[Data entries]

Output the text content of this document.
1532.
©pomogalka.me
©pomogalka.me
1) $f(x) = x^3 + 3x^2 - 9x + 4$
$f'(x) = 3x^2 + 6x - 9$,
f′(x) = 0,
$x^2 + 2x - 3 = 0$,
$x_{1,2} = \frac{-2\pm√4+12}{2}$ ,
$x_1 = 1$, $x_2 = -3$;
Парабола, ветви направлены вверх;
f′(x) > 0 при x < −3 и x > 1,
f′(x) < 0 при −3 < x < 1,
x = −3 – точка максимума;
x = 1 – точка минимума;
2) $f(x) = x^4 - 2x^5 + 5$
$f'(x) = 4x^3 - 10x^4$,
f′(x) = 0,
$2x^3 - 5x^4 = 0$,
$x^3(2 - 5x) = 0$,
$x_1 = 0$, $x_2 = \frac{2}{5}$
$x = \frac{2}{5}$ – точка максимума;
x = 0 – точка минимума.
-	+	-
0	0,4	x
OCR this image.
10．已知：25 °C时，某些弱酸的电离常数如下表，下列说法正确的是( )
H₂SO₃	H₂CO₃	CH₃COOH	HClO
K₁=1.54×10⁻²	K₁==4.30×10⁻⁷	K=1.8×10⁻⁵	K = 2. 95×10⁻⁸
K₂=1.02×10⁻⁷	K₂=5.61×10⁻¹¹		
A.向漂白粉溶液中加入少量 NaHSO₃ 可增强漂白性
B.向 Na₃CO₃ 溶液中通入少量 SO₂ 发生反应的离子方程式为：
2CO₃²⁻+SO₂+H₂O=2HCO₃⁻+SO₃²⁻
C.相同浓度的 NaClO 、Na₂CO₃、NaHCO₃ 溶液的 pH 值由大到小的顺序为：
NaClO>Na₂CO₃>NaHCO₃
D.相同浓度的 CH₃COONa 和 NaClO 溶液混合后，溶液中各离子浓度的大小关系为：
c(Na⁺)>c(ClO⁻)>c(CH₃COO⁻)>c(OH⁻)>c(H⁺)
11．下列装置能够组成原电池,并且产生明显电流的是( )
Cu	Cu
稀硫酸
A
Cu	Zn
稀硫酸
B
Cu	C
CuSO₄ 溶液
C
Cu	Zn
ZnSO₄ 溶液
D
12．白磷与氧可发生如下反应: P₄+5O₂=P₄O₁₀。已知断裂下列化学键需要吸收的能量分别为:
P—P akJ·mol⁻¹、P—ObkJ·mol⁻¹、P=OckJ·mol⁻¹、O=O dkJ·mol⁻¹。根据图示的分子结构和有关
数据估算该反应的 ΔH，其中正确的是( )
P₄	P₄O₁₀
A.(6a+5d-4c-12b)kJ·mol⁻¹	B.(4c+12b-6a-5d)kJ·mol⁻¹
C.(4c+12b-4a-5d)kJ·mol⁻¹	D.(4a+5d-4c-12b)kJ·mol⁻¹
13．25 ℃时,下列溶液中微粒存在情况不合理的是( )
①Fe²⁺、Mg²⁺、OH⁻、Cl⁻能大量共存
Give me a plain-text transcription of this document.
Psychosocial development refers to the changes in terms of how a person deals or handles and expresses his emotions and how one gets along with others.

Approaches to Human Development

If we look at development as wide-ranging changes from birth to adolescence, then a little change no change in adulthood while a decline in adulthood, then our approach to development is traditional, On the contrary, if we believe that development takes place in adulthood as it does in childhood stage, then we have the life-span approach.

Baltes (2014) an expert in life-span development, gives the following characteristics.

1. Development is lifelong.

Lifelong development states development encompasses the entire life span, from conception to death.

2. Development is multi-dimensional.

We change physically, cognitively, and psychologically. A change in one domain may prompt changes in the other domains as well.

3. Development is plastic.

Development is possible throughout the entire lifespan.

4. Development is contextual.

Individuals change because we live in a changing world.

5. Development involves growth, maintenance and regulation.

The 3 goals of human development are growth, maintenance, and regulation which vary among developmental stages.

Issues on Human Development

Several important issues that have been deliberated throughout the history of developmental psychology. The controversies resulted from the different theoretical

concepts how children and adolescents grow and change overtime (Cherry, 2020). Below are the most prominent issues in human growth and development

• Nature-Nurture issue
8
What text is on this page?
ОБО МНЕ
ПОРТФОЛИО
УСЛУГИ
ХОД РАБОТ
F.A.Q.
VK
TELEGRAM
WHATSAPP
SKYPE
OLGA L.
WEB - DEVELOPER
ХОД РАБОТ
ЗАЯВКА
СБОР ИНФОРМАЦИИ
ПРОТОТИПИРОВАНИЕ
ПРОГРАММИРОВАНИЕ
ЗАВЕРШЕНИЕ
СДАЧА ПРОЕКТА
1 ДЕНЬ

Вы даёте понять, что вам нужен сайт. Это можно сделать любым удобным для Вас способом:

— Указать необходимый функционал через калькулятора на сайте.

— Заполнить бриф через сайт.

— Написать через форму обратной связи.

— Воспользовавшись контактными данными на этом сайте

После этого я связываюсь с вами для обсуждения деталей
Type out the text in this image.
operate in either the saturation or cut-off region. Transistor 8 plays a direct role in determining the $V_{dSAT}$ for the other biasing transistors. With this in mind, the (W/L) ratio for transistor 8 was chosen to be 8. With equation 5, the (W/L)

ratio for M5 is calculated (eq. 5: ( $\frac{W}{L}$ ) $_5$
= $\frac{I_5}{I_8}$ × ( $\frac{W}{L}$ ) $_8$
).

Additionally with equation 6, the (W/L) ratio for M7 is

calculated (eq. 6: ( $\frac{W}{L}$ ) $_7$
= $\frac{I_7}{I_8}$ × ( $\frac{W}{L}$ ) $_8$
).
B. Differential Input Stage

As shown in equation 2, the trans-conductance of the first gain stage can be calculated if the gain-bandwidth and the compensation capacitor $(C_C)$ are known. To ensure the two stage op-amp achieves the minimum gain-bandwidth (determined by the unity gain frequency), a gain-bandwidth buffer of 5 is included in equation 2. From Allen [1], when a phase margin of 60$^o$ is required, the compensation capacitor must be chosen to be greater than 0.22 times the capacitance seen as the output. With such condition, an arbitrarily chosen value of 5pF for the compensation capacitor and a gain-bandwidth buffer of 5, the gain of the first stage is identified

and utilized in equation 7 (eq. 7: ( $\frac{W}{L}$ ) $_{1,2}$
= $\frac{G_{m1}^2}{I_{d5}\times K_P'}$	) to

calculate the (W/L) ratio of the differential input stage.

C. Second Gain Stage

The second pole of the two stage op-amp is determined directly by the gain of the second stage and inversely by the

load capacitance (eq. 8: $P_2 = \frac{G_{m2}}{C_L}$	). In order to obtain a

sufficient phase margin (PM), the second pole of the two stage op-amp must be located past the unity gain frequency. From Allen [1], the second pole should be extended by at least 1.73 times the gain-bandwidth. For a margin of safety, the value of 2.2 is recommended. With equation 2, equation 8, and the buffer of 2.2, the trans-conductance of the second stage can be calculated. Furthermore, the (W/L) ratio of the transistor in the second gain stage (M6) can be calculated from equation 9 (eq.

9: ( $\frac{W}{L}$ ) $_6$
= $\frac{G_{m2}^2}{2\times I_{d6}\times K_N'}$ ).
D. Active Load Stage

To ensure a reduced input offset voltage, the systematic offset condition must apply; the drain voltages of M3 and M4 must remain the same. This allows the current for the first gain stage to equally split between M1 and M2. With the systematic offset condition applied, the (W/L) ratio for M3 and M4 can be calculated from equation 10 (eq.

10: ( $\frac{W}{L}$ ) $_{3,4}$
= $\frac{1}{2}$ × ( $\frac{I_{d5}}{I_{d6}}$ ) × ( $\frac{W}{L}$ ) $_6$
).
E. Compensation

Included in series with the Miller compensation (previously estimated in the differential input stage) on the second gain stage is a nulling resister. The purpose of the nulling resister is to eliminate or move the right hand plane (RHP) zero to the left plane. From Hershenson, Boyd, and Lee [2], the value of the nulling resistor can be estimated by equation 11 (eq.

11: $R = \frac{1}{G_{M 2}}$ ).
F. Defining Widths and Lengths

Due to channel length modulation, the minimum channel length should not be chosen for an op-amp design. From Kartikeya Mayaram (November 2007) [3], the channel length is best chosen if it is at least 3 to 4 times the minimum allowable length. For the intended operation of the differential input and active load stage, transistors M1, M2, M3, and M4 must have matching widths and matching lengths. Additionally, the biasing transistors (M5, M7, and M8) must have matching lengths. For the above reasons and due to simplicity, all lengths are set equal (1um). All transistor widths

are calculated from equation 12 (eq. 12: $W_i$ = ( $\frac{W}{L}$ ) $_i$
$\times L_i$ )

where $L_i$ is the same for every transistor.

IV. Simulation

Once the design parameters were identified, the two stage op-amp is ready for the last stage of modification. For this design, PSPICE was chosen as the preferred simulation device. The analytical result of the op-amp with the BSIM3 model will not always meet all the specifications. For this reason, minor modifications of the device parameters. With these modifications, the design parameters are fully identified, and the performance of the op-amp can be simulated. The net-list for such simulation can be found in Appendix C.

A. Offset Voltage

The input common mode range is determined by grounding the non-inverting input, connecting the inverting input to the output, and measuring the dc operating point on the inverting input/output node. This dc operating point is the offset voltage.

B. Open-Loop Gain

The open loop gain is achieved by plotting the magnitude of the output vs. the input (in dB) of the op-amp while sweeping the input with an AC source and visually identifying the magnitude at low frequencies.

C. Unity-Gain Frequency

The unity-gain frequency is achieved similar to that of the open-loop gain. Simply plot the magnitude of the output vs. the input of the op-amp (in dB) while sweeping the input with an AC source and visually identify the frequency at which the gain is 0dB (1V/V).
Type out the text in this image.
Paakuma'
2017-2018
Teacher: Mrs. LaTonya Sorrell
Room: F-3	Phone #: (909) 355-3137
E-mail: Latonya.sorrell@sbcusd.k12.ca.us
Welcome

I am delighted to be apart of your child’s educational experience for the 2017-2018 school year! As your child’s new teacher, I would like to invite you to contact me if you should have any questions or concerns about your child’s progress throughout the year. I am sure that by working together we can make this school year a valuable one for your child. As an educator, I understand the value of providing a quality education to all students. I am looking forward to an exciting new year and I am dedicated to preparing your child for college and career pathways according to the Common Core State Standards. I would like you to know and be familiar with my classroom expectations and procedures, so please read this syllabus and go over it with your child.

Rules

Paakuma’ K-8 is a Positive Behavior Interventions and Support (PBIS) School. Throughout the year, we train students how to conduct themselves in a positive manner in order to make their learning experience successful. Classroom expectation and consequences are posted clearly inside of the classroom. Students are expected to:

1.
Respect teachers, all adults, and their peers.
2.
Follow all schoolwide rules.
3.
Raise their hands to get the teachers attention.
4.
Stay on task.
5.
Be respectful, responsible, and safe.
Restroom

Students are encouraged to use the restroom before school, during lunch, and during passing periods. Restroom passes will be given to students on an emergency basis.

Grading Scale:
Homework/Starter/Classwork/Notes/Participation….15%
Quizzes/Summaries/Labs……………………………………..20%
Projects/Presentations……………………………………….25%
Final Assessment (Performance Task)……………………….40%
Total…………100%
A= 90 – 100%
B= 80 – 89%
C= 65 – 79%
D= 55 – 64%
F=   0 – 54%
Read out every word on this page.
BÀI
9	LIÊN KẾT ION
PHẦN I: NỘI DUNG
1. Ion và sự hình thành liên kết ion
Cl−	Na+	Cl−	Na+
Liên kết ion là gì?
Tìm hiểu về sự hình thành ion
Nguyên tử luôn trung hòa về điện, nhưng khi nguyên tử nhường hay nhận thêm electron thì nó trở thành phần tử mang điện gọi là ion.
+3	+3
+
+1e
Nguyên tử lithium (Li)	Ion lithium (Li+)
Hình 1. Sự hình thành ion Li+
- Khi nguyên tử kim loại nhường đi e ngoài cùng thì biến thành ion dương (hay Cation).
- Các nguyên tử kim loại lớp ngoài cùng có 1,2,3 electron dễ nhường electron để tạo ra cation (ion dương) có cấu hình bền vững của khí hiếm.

Problem to solve: Copy out every line in the entries above that holds "buffer".

Correct output:
As shown in equation 2, the trans-conductance of the first gain stage can be calculated if the gain-bandwidth and the compensation capacitor $(C_C)$ are known. To ensure the two stage op-amp achieves the minimum gain-bandwidth (determined by the unity gain frequency), a gain-bandwidth buffer of 5 is included in equation 2. From Allen [1], when a phase margin of 60$^o$ is required, the compensation capacitor must be chosen to be greater than 0.22 times the capacitance seen as the output. With such condition, an arbitrarily chosen value of 5pF for the compensation capacitor and a gain-bandwidth buffer of 5, the gain of the first stage is identified
sufficient phase margin (PM), the second pole of the two stage op-amp must be located past the unity gain frequency. From Allen [1], the second pole should be extended by at least 1.73 times the gain-bandwidth. For a margin of safety, the value of 2.2 is recommended. With equation 2, equation 8, and the buffer of 2.2, the trans-conductance of the second stage can be calculated. Furthermore, the (W/L) ratio of the transistor in the second gain stage (M6) can be calculated from equation 9 (eq.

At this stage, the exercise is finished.